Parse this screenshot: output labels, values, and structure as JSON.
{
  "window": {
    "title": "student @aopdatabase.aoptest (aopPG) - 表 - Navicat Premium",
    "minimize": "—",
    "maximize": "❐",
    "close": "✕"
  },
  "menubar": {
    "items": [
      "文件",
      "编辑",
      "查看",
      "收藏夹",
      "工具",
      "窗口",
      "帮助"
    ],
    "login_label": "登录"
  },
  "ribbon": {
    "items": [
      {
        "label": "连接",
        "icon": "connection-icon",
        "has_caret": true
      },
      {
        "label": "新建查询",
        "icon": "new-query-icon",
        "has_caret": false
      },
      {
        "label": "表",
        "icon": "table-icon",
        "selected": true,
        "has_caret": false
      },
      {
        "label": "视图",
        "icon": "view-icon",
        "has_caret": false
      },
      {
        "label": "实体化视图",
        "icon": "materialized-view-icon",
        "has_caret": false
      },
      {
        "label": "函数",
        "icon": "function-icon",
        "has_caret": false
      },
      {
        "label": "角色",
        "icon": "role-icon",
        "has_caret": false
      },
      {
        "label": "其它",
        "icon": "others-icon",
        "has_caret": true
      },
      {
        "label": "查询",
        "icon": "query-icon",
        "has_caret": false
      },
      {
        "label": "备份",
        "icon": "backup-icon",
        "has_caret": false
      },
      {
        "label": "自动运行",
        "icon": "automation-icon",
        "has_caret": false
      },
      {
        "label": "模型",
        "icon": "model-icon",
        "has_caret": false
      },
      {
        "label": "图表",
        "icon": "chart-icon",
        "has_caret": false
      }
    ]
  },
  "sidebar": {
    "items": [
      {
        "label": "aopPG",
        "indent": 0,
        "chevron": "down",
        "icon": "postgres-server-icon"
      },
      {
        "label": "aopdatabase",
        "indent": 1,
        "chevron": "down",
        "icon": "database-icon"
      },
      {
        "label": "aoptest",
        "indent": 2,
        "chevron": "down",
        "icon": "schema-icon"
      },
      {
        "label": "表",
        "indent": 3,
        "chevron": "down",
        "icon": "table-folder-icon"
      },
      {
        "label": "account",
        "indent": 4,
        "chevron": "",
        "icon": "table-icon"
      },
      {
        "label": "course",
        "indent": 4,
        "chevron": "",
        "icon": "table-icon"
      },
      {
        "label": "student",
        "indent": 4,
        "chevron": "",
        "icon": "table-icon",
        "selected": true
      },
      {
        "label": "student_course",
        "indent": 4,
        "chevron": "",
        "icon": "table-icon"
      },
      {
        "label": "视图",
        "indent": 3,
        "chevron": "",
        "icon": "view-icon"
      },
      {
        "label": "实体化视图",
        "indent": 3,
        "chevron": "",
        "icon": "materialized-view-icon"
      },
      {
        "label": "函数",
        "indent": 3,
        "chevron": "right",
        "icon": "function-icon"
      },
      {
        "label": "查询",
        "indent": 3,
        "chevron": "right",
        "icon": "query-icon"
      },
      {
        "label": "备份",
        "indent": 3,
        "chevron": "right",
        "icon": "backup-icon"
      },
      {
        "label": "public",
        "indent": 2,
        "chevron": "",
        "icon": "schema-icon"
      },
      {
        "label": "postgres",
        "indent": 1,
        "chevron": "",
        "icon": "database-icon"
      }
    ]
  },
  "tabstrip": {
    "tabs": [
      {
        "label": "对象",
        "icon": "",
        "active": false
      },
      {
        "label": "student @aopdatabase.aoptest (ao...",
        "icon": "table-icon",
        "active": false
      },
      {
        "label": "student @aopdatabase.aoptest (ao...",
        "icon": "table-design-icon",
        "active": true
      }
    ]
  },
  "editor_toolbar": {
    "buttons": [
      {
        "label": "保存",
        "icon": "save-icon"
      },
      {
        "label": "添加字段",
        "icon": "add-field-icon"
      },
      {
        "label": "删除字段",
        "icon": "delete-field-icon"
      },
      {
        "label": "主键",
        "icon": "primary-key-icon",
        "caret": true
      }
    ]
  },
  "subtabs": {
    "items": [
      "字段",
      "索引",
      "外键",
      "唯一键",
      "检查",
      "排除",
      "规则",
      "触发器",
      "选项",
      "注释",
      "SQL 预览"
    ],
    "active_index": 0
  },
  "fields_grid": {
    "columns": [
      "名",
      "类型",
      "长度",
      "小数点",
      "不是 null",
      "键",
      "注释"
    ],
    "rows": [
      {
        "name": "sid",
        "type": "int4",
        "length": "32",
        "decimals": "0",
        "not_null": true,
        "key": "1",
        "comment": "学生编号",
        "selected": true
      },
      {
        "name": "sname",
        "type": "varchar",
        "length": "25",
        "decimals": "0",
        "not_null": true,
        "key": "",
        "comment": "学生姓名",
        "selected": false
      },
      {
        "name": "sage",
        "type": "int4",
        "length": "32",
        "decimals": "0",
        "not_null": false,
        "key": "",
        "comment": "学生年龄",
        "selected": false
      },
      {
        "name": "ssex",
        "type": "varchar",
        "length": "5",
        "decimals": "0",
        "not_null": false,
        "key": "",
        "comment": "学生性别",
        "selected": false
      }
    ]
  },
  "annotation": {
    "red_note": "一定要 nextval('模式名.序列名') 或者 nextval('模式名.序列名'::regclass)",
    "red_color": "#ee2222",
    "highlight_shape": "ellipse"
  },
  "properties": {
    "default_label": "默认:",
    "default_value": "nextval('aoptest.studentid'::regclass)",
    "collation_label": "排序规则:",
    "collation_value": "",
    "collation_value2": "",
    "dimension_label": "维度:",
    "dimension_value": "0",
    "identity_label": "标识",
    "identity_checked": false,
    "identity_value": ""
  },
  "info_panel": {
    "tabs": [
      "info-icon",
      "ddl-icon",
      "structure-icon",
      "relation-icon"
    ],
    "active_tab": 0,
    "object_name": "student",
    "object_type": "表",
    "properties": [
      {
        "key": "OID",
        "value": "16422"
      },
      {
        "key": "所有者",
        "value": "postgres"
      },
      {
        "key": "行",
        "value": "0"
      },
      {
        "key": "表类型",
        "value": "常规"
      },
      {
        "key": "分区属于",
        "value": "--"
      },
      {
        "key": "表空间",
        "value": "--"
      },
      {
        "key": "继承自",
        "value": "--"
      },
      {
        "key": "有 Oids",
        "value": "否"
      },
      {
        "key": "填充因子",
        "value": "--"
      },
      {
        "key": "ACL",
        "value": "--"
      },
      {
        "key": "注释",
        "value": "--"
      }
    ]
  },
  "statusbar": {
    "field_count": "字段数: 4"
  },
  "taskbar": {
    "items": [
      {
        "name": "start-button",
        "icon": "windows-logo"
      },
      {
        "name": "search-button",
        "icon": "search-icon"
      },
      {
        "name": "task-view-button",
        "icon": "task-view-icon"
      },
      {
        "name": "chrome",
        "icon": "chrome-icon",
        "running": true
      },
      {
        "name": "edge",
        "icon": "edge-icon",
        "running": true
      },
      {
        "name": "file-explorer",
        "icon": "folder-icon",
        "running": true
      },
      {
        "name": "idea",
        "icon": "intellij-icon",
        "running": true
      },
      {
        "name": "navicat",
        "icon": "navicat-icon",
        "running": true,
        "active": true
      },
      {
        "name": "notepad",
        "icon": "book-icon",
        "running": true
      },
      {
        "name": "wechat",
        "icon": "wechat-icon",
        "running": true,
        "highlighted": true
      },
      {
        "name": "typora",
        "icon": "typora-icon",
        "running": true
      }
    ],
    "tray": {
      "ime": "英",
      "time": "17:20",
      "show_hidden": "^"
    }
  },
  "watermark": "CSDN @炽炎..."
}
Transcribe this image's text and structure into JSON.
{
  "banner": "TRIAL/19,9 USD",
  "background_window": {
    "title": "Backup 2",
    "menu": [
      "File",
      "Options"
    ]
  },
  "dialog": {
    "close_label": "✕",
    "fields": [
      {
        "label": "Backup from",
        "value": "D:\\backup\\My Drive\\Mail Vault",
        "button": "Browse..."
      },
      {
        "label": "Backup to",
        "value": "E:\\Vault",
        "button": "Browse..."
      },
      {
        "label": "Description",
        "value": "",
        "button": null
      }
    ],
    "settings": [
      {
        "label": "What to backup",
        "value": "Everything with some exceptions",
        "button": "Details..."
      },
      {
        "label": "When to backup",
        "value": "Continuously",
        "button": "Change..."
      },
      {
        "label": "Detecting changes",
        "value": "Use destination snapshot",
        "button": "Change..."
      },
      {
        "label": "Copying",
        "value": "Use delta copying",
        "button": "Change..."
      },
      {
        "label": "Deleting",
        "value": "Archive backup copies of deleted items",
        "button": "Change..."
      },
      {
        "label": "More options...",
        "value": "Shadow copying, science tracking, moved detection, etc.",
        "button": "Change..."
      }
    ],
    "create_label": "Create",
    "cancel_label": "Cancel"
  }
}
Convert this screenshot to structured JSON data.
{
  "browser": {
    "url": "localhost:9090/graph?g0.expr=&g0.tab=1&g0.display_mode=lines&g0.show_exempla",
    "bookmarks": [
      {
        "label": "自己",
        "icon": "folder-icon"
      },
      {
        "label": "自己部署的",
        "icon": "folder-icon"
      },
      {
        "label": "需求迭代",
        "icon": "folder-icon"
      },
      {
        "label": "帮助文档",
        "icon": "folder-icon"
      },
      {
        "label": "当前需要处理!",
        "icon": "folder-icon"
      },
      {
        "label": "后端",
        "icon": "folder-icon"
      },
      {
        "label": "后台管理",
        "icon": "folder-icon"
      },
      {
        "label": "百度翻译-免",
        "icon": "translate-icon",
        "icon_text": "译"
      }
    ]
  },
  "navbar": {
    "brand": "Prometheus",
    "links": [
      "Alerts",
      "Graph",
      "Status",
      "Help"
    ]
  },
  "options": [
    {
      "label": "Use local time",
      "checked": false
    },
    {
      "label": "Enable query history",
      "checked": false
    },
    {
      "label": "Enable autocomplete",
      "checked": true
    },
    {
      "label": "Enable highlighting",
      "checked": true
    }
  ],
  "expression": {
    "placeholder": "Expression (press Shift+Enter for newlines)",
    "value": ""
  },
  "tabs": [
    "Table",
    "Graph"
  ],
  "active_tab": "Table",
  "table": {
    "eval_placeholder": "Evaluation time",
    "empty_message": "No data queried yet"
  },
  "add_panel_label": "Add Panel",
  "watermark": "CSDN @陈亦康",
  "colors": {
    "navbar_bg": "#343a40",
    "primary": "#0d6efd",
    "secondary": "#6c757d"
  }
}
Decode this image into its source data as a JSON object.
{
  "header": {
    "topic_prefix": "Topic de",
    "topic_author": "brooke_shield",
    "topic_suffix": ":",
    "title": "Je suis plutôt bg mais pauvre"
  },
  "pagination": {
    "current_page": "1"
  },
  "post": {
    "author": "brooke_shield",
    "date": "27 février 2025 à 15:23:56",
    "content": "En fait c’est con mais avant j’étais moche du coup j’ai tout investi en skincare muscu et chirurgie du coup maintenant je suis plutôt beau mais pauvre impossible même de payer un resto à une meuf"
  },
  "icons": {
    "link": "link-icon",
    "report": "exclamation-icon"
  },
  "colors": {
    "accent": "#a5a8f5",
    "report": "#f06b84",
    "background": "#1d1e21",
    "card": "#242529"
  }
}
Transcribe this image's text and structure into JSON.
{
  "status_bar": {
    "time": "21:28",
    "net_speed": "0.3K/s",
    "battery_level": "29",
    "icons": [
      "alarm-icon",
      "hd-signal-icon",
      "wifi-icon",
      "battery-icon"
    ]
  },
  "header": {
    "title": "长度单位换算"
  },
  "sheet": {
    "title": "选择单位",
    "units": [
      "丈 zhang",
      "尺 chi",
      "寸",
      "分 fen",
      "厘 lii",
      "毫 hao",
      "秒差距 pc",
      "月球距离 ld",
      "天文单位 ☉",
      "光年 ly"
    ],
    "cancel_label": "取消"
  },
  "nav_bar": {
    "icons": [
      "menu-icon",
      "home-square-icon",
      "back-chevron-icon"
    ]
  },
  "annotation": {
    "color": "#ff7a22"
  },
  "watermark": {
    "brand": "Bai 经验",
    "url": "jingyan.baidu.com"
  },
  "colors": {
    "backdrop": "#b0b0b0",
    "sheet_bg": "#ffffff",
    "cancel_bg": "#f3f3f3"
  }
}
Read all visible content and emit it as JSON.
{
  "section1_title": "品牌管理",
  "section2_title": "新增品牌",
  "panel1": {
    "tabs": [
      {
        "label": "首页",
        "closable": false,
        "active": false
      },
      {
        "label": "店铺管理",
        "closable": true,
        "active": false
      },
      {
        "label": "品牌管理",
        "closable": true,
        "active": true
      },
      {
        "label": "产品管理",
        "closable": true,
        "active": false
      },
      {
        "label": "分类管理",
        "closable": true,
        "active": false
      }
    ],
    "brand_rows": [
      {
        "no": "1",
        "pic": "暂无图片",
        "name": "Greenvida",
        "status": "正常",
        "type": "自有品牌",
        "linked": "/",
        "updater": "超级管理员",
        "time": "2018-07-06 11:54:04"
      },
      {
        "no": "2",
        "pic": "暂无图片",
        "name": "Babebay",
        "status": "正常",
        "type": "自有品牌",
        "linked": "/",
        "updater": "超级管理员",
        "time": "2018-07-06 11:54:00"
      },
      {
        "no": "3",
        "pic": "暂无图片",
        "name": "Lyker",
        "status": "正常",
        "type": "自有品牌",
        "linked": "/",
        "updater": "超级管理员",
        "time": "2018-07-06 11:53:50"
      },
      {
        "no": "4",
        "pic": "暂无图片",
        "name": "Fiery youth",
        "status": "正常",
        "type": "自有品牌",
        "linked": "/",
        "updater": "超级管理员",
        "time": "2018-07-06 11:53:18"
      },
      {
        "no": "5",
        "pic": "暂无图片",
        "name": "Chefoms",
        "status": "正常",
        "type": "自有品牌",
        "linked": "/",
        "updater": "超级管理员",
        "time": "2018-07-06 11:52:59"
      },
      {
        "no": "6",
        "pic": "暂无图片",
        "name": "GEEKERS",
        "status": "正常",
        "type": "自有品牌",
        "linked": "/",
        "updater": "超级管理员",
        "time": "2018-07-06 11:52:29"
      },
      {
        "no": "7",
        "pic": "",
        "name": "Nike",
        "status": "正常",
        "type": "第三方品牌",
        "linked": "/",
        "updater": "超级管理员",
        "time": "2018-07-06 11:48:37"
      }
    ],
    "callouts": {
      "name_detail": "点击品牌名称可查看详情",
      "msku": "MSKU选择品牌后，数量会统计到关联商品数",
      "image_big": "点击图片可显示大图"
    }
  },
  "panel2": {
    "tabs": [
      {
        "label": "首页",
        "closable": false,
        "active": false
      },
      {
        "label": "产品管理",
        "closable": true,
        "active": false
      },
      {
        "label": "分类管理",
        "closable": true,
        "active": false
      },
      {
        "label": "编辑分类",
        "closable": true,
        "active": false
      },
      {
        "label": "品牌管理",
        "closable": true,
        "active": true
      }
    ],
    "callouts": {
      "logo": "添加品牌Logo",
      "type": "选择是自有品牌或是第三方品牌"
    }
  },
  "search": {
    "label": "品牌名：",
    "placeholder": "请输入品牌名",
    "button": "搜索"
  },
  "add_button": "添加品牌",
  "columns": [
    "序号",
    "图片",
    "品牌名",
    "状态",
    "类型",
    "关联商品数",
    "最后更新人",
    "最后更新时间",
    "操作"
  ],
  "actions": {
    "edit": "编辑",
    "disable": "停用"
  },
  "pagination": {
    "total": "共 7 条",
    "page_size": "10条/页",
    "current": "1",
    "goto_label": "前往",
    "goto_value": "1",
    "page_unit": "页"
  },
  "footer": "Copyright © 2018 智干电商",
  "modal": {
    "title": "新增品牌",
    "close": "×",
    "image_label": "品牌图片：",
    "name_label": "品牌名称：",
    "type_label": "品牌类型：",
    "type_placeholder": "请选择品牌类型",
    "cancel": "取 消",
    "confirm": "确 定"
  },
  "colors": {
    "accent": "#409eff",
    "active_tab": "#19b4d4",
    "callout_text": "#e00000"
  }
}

##############################

◆ EXERCISE GOAL
Return each line where "aopdatabase" shows up.

◆ RIGHT ANSWER
    "title": "student @aopdatabase.aoptest (aopPG) - 表 - Navicat Premium",
        "label": "aopdatabase",
        "label": "student @aopdatabase.aoptest (ao...",
        "label": "student @aopdatabase.aoptest (ao...",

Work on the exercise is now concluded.